In accordance with to Rules 456(b) and 457(r) under the Securities Act, the registrant is deferring payment of all of the registration fee.

(4)

Debt securities may be issued by The Carlyle Group Inc. and/or any of the registrants named below under “Table of Additional Registrants” and may be issued without guarantees or may be guaranteed by The Carlyle Group Inc. and/or by one or more of the registrants named below under “Table of Additional Registrants.”

(5)

No separate consideration will be received for the guarantees. Pursuant to Rule 457(n) under the Securities Act, no registration fee is required with respect to the guarantees.

 

 

TABLE OF ADDITIONAL REGISTRANTS

 

Exact Name of Registrant

as Specified in Its Charter*

  

State or Other Jurisdiction of Incorporation or
Organization

  

I.R.S. Employer Identification Number

Carlyle Finance Subsidiary L.L.C.

   Delaware    80-0784146

Carlyle Holdings Finance L.L.C.

   Delaware    52-1988385

Carlyle Finance L.L.C.

   Delaware    80-0784309

Carlyle Holdings II Finance L.L.C.

   Delaware    90-0946186

Carlyle Holdings I L.P.

   Delaware    54-1686957

Carlyle Holdings II L.L.C.

   Delaware    98-0339178

CG Subsidiary Holdings L.L.C.

> [WHAT TO WORK ON]:
(a) Can you transcribe the records from their first line through the line containing "raw-template-hint: Template bruto: 40", both ends included?
(b) Could you extend the registration statement excerpt on The Carlyle Group's securities past its final line?

> [RECORDS PROVIDED]:
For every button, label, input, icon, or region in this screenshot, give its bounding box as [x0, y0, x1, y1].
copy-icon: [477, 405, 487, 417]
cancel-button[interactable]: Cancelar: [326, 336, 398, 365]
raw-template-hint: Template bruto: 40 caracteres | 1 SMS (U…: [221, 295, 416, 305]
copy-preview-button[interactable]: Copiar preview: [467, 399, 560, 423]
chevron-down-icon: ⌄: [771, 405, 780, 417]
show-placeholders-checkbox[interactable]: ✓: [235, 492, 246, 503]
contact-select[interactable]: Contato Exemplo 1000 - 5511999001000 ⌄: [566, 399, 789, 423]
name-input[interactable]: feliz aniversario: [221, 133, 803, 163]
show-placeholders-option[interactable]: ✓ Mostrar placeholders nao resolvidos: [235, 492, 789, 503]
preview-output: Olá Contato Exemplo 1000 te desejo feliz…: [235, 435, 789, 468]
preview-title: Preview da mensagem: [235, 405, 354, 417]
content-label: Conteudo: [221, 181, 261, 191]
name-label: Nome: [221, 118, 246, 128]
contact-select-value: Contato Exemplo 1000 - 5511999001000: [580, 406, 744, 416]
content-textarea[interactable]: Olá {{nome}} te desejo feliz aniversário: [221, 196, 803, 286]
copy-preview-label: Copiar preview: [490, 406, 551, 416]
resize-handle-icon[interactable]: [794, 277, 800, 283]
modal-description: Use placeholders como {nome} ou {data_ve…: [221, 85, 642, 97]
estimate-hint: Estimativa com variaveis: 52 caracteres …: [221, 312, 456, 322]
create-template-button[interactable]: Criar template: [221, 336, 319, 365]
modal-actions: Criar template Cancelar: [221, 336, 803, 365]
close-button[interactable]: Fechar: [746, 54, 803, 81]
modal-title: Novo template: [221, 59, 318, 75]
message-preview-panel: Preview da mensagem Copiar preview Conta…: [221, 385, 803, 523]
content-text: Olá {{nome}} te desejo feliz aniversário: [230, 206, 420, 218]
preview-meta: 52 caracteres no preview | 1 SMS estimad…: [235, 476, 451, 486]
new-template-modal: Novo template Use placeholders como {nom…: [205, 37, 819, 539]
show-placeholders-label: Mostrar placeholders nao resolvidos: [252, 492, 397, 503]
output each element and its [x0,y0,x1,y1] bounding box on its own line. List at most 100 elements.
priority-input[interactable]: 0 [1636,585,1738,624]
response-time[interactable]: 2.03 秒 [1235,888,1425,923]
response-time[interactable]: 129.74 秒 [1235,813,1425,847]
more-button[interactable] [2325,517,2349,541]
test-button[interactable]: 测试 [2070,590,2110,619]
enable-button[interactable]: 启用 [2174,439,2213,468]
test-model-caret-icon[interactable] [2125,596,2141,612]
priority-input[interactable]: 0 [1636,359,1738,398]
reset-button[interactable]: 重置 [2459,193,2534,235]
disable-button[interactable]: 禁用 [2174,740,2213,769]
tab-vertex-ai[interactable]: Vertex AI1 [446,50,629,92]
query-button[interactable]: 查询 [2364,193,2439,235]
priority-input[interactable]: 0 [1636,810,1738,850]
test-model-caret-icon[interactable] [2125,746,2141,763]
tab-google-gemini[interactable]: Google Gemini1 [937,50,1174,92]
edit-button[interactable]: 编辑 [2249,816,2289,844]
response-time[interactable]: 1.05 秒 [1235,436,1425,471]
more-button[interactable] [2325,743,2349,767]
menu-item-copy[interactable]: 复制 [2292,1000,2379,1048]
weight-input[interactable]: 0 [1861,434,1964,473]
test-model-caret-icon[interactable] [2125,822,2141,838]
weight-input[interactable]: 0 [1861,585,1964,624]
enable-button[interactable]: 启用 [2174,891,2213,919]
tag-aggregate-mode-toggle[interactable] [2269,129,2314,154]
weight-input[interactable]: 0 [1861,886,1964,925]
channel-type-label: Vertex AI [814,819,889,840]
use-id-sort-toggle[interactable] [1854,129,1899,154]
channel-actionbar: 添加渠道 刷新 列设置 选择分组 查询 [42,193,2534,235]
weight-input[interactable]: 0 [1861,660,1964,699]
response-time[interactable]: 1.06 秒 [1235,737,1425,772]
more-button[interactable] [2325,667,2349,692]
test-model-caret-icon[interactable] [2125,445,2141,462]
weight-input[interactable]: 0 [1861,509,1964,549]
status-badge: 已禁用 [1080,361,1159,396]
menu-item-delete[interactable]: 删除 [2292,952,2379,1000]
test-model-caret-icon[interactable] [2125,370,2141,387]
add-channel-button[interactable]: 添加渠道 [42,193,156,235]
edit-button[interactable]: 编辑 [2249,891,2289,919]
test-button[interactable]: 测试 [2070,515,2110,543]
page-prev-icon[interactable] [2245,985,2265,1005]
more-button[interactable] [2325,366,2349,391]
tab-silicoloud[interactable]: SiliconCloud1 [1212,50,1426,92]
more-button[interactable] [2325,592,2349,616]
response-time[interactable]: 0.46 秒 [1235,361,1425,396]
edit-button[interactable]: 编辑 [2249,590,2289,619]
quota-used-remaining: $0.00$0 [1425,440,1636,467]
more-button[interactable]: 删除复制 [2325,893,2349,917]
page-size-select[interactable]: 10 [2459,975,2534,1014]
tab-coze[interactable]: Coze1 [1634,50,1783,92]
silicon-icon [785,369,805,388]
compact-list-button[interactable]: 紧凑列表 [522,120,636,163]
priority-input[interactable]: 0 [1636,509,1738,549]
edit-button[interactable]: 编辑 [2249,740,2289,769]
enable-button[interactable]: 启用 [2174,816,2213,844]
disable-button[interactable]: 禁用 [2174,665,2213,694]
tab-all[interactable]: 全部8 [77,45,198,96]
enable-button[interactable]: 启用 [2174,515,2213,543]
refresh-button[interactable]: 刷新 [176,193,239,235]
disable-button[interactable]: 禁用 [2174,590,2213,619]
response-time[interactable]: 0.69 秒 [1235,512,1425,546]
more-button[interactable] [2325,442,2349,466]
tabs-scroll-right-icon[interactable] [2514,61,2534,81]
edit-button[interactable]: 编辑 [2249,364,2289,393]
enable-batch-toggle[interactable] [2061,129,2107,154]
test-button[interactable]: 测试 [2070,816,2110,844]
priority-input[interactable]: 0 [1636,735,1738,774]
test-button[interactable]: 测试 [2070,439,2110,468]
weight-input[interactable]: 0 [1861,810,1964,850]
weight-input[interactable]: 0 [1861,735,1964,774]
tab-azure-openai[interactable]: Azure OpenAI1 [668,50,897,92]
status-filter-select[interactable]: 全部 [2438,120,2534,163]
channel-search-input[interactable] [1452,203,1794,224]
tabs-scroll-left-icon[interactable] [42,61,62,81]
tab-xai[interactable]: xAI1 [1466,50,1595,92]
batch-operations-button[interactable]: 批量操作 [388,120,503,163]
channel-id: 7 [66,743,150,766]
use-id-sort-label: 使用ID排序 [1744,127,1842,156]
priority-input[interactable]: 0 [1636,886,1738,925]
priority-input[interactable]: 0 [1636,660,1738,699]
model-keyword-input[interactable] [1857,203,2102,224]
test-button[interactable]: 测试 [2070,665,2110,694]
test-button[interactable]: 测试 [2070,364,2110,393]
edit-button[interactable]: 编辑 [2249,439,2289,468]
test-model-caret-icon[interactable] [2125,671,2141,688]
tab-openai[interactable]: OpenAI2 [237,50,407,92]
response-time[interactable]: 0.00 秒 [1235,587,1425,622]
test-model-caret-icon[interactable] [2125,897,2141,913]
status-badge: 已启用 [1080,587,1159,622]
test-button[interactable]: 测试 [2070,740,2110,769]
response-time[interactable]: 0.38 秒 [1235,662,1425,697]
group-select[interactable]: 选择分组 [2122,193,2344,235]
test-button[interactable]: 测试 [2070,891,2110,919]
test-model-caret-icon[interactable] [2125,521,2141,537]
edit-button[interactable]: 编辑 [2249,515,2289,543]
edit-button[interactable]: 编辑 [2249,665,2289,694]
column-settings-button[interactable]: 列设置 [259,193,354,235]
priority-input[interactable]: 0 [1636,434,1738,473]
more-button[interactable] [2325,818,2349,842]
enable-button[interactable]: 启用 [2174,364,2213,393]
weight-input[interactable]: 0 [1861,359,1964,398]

> [FINAL RESULTS]:
(a)
For every button, label, input, icon, or region in this screenshot, give its bounding box as [x0, y0, x1, y1].
copy-icon: [477, 405, 487, 417]
cancel-button[interactable]: Cancelar: [326, 336, 398, 365]
raw-template-hint: Template bruto: 40 caracteres | 1 SMS (U…: [221, 295, 416, 305]

(b)
   Delaware    84-3709267

Carlyle Holdings III L.P.

   Québec    98-1036608
*

The address, including zip code, and telephone number, including area code, of the additional registrant’s principal executive office is c/o The Carlyle Group Inc., 1001 Pennsylvania Avenue, NW, Washington, D.C. 20004, Tel. (202) 729-5626.

 

 

 


EXPLANATORY NOTE

This Post-Effective Amendment No. 1 to the Registration Statement on Form S-3 (Registration No. 333-236397) (the “Registration Statement”) is filed solely to (i) add guarantees of debt securities to be issued hereunder as an additional class of securities under the Registration Statement, (ii) add as additional registrants under the Registration Statement the registrants named above under “Table of Additional Registrants,” (iii) update the information in Part II with respect to the addition of the additional registrants under the Registration Statement and (iv) file additional exhibits to the Registration Statement. No changes or additions are being made hereby to the base prospectus that already forms a part of the Registration Statement. Accordingly, the base prospectus is omitted from this filing. This post-effective amendment shall become effective immediately upon filing with the Securities and Exchange Commission.

 

1


PART II

INFORMATION NOT REQUIRED IN PROSPECTUS

Item 15. Indemnification of Directors and Officers.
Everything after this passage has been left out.